## [Given passage]
════════

I also stumbled over this a while back and silly me trusted the compiler hint and tried to implement Step for a custom type as a solution, which obviously failed.
I agree that the stable compiler should not talk about unstable trait bounds and lead the user down a path to nowhere.
Stable rustc gives error messages mentioning unstable traits without any regard for whether they’re stable or not. See these three:
"foo".find(123u8);
Error: u8 does not impl Pattern
error[E0277]: the trait bound `u8: Pattern` is not satisfied
--> src/main.rs:2:16
|
2 | "foo".find(123u8);
| ---- ^^^^^ the trait `FnMut(char)` is not implemented for `u8`
| |
| required by a bound introduced by this call
|
= help: the following other types implement trait `Pattern`:
&'b String
&'b [char; N]
&'b [char]
&'b str
&'c &'b str
[char; N]
char
= note: required for `u8` to implement `Pattern`
note: required by a bound in `core::str::<impl str>::find`
[1u8, 2, 3].join(f64::NAN);
Error: `[u8]` does not impl `Join<_>`
error[E0599]: the method `join` exists for array `[u8; 3]`, but its trait bounds were not satisfied
--> src/main.rs:5:17
|
5 | [1u8, 2, 3].join(f64::NAN);
| ^^^^ method cannot be called on `[u8; 3]` due to unsatisfied trait bounds
|
= note: the following trait bounds were not satisfied:
`[u8]: Join<_>`
unsafe { 2_f32.to_int_unchecked::<String>() };
Error: `f32` is not `FloatToInt<String>`
error[E0277]: the trait bound `f32: FloatToInt<String>` is not satisfied
--> src/main.rs:3:39
|
3 | unsafe { 2_f32.to_int_unchecked::<String>() };
| ^^^^^^ the trait `FloatToInt<String>` is not implemented for `f32`
|
= help: the following other types implement trait `FloatToInt<Int>`:
`f32` implements `FloatToInt<i128>`
`f32` implements `FloatToInt<i16>`
`f32` implements `FloatToInt<i32>`
`f32` implements `FloatToInt<i64>`
`f32` implements `FloatToInt<i8>`
`f32` implements `FloatToInt<isize>`
`f32` implements `FloatToInt<u128>`
`f32` implements `FloatToInt<u16>`
and 4 others
note: required by a bound in `core::f32::<impl f32>::to_int_unchecked`
But I don’t see a problem with these unstable traits being mentioned. You aren’t meant to implement them anyway even if they were stable. The error message gives you something to search in std docs and then click “Implementors” to find what you can use, whether it’s stable or not.

════════

## [Information shown]
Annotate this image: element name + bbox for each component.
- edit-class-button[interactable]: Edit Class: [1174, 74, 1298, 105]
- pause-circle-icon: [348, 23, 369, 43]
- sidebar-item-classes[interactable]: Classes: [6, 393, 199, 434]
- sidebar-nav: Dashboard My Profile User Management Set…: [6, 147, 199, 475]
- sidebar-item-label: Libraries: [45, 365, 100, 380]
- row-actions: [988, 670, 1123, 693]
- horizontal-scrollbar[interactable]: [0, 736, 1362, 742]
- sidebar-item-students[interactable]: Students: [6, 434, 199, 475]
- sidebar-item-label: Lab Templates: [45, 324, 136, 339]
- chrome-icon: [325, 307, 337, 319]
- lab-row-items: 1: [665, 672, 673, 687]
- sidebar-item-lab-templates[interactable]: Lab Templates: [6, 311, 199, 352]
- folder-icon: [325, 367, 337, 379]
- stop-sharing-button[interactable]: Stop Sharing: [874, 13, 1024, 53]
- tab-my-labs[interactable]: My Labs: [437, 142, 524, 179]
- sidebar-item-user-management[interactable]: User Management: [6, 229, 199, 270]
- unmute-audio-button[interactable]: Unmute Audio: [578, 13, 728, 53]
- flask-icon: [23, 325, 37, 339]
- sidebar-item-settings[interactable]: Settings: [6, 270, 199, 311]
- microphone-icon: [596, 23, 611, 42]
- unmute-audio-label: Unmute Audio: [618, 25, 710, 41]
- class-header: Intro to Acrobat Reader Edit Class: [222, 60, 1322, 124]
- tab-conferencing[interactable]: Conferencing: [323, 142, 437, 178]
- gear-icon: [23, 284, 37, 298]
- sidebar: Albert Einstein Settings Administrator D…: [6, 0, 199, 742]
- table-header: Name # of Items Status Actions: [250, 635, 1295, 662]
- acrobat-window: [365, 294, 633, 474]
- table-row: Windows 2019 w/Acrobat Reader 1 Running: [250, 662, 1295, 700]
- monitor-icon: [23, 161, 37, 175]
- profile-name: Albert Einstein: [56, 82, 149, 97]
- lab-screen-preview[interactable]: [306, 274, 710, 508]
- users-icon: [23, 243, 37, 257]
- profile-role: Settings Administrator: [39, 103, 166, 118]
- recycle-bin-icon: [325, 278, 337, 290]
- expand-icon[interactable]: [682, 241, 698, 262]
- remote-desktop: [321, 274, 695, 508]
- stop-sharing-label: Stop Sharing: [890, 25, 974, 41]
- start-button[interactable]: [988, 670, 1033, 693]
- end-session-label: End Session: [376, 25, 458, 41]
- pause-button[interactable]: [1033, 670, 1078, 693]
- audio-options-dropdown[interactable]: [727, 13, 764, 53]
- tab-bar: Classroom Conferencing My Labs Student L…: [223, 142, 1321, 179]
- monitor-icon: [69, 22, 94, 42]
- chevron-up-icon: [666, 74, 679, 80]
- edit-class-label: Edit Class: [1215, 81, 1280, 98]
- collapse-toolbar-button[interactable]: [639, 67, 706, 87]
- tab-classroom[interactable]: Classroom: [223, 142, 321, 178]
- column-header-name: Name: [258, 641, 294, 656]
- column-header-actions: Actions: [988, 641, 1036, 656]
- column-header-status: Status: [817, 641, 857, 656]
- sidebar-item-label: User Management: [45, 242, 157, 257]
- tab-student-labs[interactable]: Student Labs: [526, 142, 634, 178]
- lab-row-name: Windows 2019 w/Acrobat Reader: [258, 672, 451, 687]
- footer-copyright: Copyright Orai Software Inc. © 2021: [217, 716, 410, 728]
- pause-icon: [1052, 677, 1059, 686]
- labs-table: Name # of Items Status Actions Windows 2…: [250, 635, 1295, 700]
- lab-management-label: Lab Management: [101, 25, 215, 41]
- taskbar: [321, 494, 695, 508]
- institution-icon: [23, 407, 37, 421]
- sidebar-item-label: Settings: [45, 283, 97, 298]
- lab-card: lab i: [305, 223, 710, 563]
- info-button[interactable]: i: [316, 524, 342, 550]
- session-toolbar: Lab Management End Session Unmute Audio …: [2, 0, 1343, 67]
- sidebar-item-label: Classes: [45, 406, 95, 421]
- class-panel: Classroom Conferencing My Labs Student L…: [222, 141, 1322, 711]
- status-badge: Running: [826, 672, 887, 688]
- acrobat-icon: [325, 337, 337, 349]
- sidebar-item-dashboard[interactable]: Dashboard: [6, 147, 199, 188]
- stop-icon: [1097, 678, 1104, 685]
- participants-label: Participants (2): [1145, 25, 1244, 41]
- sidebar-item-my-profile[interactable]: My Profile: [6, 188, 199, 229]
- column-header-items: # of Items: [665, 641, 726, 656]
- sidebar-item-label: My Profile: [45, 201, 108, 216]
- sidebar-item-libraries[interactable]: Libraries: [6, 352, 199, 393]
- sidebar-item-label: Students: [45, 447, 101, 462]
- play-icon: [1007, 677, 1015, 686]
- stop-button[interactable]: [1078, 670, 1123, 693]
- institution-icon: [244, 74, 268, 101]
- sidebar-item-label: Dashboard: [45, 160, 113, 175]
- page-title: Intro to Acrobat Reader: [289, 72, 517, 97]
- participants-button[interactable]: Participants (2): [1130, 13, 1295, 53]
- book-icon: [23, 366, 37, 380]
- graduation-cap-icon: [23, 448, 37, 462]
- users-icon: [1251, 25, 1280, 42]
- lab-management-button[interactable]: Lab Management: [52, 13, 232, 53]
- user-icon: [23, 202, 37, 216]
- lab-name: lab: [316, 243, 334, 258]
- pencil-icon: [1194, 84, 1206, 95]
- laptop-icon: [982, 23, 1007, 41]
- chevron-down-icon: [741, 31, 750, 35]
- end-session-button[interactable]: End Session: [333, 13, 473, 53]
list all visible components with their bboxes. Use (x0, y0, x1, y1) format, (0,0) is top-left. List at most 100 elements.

════════

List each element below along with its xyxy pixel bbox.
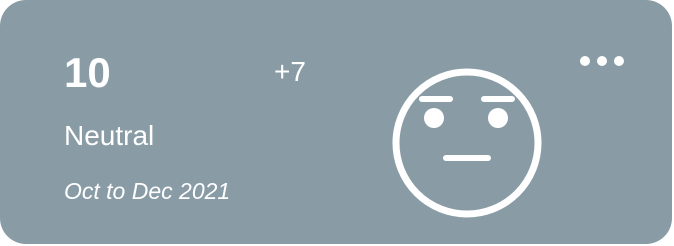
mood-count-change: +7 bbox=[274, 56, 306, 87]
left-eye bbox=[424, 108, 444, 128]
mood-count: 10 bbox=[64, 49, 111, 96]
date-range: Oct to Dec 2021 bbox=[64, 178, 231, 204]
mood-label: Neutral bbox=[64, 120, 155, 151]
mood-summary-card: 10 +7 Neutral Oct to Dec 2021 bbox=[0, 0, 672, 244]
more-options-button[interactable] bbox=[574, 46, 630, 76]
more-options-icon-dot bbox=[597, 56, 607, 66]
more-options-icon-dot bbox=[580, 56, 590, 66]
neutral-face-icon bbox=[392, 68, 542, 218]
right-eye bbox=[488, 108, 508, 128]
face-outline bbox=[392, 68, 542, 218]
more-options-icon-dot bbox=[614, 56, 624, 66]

════════

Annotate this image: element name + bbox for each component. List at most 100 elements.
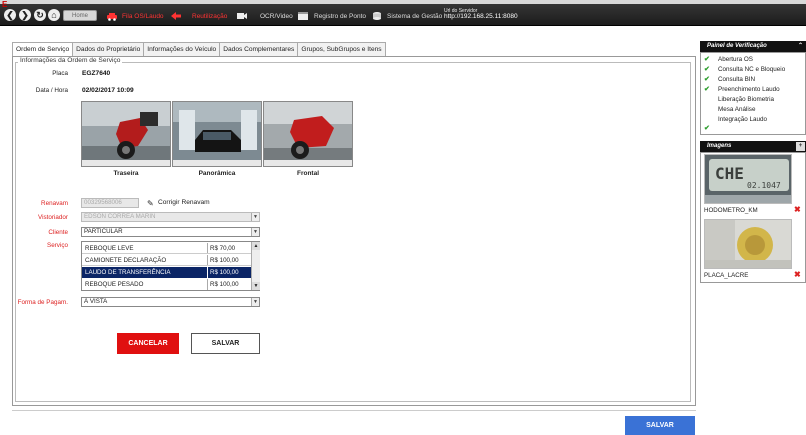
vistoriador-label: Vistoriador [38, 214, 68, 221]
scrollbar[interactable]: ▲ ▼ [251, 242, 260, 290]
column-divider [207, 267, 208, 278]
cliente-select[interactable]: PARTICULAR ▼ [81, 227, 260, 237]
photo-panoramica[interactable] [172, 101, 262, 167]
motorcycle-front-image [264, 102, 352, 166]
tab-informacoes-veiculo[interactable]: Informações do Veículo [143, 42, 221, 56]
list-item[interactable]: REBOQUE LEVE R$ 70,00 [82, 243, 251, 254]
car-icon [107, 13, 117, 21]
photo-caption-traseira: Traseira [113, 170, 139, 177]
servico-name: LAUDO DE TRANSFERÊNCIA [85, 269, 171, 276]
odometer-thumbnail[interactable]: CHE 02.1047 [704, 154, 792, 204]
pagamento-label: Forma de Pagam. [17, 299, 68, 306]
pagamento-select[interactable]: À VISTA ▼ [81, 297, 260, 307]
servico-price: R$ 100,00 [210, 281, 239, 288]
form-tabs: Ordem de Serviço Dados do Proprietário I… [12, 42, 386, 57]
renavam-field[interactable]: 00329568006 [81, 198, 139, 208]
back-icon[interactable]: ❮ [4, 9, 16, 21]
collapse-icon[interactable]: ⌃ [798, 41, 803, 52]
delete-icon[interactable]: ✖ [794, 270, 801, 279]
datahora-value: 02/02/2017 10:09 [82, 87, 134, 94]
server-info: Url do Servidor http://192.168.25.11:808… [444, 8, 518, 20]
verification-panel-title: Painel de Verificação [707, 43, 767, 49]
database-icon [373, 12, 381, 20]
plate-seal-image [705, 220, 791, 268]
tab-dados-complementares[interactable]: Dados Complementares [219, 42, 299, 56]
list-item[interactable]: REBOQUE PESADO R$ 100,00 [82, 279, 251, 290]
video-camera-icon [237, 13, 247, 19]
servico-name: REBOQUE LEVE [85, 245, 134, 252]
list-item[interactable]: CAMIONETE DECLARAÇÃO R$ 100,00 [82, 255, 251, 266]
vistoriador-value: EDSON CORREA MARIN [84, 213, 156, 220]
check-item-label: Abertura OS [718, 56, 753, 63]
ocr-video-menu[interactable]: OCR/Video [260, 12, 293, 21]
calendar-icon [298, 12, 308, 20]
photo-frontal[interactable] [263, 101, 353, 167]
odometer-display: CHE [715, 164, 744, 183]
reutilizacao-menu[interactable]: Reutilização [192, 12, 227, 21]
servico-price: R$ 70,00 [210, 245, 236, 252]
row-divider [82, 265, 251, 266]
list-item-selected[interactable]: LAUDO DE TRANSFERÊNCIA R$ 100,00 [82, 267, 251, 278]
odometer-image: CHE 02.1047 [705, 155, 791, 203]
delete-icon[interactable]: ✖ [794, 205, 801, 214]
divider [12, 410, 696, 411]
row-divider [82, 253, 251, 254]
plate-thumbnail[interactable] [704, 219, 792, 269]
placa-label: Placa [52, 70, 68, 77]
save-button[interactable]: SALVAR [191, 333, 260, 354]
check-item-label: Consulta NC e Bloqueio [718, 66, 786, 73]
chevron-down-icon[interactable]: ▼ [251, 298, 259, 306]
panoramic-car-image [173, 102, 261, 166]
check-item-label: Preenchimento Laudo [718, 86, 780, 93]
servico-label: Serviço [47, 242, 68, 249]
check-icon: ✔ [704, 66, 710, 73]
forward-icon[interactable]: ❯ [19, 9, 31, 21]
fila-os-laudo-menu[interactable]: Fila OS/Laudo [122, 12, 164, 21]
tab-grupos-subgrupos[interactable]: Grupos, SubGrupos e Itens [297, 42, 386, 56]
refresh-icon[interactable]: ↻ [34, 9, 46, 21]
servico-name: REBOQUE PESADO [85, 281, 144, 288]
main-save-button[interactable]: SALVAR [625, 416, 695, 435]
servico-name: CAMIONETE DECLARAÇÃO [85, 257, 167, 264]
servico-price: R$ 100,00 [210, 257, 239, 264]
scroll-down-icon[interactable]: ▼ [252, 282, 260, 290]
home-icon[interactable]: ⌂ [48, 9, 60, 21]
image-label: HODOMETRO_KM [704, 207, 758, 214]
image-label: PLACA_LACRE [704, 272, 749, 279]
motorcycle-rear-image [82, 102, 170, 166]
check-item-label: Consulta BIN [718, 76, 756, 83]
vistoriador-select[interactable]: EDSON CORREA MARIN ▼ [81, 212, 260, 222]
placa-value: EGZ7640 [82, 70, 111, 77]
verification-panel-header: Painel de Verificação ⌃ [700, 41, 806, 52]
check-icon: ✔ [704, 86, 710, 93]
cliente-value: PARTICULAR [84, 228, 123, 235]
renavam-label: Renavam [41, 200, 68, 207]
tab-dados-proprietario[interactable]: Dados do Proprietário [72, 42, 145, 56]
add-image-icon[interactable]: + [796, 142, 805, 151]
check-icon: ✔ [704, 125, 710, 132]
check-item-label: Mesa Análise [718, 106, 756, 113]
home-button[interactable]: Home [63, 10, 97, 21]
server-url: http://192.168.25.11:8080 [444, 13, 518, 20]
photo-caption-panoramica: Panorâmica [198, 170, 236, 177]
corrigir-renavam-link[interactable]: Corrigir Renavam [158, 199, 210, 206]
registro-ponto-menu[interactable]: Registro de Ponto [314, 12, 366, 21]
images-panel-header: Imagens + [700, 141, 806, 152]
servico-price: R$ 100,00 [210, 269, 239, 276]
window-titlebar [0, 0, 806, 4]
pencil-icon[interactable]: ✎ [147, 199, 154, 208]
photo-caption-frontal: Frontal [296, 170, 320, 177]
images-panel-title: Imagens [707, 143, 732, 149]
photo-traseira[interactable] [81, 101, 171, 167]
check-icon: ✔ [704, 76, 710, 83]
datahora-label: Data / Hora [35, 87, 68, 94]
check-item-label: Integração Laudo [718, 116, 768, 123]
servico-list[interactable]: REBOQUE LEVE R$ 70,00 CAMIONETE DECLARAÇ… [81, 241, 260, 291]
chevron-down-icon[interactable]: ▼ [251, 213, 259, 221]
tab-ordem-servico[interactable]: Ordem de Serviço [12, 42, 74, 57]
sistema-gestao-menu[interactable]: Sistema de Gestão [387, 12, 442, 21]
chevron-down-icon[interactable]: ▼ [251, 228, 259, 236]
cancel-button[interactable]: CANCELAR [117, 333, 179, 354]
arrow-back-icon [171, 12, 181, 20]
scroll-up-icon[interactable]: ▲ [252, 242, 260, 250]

════════

## [Directions for this task]
Answer these about the post on rustc error messages:
1. Which trait was implemented for a custom type after following the compiler hint?
2. What error code does the `[1u8, 2, 3].join(f64::NAN);` line produce?
3. What should be clicked in the std docs to find usable types?

## [Solved exercise]
1. Step
2. E0599
3. "Implementors"